■ Set exercise
Reply only with how many lines contain the word "color".

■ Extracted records
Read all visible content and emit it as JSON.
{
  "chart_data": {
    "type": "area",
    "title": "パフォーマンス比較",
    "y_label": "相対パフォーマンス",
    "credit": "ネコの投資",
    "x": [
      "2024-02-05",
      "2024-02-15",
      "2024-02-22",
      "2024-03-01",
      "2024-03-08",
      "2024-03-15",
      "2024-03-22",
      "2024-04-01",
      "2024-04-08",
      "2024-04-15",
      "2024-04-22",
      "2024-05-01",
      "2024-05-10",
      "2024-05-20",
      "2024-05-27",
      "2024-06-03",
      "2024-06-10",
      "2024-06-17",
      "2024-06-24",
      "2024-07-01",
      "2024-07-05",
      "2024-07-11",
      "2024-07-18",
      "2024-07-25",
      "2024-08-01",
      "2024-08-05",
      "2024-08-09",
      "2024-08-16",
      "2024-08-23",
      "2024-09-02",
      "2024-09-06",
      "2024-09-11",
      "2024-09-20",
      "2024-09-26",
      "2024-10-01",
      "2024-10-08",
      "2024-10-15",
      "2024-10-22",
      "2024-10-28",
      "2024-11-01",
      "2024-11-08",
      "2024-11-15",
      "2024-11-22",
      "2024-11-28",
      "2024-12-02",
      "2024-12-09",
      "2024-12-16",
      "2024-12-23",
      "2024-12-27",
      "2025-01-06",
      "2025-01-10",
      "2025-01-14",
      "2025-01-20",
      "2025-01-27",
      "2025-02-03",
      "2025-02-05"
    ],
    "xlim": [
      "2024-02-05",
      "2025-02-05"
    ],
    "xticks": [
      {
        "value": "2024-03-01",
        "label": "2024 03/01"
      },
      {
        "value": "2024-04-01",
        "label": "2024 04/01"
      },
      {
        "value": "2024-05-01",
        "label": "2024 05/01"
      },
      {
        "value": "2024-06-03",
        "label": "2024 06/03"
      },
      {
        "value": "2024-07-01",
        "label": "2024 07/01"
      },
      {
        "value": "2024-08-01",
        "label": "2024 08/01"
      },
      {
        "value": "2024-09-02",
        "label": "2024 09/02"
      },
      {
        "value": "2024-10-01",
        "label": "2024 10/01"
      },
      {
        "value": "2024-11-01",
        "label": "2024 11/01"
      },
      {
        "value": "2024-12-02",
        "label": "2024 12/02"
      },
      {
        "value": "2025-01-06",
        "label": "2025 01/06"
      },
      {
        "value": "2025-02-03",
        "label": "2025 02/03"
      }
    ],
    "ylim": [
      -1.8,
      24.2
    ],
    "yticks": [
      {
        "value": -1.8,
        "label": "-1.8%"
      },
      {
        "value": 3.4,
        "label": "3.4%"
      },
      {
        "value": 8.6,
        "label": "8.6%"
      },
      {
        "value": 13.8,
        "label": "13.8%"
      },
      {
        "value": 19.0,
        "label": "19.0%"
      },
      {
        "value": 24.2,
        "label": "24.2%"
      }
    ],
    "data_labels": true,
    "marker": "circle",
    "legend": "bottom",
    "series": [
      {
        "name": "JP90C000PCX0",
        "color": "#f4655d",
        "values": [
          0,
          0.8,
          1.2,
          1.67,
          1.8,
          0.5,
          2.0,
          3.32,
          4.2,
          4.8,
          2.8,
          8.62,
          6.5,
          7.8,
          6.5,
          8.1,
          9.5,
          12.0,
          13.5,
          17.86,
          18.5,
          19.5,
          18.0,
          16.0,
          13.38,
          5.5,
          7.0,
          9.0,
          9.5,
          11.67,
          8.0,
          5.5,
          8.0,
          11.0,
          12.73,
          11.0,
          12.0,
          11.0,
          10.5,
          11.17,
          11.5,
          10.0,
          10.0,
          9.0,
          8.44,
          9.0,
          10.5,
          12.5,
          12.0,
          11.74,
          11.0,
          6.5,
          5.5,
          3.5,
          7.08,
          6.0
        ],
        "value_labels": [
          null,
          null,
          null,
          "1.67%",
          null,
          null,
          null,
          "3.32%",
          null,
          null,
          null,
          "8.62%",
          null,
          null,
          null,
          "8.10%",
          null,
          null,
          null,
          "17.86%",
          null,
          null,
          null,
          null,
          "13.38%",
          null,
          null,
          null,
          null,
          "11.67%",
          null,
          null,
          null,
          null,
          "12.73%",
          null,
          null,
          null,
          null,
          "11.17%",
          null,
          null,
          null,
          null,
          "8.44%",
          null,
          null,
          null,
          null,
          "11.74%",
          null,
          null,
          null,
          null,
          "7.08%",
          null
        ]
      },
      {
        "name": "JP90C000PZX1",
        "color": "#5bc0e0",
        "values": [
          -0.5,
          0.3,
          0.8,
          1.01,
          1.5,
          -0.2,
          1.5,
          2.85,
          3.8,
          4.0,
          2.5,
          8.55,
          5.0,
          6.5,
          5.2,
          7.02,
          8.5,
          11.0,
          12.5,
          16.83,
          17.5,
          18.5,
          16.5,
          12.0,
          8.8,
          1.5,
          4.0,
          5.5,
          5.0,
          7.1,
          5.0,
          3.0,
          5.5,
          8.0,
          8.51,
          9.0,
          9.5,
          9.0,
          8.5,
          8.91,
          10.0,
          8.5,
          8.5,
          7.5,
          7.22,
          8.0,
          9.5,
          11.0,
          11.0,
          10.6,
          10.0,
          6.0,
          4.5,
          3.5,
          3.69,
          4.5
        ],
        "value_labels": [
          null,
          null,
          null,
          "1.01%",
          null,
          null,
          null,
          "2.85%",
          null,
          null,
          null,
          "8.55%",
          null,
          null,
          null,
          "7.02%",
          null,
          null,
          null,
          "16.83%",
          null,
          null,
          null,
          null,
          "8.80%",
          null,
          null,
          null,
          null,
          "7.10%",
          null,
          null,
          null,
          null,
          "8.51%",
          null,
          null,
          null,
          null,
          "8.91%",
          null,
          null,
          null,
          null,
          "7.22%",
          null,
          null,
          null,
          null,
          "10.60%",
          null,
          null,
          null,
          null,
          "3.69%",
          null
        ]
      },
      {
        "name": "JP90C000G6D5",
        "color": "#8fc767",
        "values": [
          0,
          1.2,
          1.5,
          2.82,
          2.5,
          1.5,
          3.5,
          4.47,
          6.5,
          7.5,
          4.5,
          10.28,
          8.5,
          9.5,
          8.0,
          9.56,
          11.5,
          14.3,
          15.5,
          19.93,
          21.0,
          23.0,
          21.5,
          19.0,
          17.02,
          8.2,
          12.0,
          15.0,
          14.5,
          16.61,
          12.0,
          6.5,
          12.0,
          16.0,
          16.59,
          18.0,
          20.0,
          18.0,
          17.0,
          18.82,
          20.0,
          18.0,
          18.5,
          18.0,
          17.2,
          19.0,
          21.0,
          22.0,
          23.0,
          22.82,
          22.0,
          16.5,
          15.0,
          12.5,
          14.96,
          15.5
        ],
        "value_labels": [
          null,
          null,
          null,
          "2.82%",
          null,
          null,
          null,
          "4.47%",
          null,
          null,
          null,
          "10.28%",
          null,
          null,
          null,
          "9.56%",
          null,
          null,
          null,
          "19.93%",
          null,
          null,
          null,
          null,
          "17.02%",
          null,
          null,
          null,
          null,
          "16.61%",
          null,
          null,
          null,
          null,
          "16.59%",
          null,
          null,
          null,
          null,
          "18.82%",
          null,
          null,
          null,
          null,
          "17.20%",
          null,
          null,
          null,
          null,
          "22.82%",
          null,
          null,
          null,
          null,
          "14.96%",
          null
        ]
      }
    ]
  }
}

■ Exercise output
3